-- START --

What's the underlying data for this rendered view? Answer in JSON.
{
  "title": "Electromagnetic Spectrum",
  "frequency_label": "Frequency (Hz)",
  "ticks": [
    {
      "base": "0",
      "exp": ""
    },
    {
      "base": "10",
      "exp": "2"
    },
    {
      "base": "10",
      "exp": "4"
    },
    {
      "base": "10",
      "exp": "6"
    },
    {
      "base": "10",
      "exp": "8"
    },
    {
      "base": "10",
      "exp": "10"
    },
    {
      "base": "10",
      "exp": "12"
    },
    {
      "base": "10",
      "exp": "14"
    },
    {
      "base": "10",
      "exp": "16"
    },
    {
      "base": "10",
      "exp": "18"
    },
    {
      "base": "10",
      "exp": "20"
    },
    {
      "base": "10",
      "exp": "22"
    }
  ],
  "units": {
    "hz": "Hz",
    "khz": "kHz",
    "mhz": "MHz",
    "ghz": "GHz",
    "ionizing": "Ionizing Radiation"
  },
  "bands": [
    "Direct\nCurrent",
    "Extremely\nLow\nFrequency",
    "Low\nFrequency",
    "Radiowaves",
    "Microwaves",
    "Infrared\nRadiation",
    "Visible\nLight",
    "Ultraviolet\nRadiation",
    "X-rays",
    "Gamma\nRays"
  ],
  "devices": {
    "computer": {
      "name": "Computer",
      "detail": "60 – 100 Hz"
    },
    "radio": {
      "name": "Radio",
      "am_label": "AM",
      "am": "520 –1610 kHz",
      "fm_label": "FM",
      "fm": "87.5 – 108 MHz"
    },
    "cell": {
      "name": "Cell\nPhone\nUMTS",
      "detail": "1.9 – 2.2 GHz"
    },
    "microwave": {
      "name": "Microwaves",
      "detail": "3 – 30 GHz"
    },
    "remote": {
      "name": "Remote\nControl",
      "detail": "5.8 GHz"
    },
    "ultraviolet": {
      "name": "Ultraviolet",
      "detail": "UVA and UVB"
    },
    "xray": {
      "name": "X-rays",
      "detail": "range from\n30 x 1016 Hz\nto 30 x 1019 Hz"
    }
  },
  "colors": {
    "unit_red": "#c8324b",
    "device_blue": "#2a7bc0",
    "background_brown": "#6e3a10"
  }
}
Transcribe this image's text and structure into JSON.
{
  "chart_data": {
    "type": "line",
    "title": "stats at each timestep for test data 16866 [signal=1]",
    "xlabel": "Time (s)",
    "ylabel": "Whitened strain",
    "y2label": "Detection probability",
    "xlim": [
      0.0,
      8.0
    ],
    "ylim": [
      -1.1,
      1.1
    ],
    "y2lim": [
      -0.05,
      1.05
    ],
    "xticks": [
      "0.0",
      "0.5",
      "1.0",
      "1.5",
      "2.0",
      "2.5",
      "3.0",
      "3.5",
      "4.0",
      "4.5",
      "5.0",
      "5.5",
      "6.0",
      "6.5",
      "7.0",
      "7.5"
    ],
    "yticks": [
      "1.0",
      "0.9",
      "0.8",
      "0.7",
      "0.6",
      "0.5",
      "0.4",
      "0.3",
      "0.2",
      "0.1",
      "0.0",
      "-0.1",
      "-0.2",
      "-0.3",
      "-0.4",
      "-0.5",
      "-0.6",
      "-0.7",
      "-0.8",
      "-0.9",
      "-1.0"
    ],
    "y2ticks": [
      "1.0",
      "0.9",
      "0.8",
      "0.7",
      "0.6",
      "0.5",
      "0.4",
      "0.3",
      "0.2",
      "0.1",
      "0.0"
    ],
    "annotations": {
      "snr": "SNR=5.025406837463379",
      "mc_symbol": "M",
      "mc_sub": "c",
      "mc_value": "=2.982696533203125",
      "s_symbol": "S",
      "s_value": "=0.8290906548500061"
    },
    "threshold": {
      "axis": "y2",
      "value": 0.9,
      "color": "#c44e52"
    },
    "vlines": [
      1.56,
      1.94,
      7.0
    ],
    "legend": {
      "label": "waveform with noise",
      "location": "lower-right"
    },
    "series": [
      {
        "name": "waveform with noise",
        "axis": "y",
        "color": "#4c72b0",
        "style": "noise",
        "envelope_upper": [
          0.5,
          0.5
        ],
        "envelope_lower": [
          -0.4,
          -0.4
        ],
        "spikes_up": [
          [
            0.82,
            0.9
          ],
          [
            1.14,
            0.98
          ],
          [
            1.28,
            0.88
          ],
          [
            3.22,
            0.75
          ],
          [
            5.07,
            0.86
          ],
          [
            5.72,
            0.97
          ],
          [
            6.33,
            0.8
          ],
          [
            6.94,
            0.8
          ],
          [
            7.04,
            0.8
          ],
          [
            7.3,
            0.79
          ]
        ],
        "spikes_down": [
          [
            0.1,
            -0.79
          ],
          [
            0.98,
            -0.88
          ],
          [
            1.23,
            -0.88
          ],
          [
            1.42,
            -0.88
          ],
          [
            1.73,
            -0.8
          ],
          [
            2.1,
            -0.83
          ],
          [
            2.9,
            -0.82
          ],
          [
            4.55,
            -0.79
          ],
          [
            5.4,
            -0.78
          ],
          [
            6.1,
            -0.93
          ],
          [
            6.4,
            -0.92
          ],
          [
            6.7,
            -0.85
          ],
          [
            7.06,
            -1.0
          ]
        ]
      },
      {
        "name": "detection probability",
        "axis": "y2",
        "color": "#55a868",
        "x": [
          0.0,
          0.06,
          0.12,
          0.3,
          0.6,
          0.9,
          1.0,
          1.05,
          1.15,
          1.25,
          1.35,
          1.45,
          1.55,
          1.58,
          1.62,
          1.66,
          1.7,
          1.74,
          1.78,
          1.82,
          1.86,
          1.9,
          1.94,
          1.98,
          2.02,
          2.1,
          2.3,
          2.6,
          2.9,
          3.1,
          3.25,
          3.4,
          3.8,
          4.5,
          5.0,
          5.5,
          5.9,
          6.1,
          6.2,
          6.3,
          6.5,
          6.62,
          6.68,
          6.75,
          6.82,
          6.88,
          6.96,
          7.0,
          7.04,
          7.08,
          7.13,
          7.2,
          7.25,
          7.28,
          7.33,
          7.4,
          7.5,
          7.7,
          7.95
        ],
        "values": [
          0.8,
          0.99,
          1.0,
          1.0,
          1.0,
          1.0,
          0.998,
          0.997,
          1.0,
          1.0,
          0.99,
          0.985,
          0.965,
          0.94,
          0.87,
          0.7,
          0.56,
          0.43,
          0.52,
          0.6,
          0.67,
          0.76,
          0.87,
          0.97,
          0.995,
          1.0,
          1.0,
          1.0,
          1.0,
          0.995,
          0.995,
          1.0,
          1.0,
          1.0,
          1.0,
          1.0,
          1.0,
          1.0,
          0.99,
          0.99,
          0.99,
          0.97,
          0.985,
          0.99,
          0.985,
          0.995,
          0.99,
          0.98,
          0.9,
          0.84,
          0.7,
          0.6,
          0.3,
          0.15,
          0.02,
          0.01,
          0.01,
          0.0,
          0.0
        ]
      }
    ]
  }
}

-- END --

*INSTRUCTION*. Pick out the lines containing the string "this".

*SOLUTION*.
What's the underlying data for this rendered view? Answer in JSON.
Transcribe this image's text and structure into JSON.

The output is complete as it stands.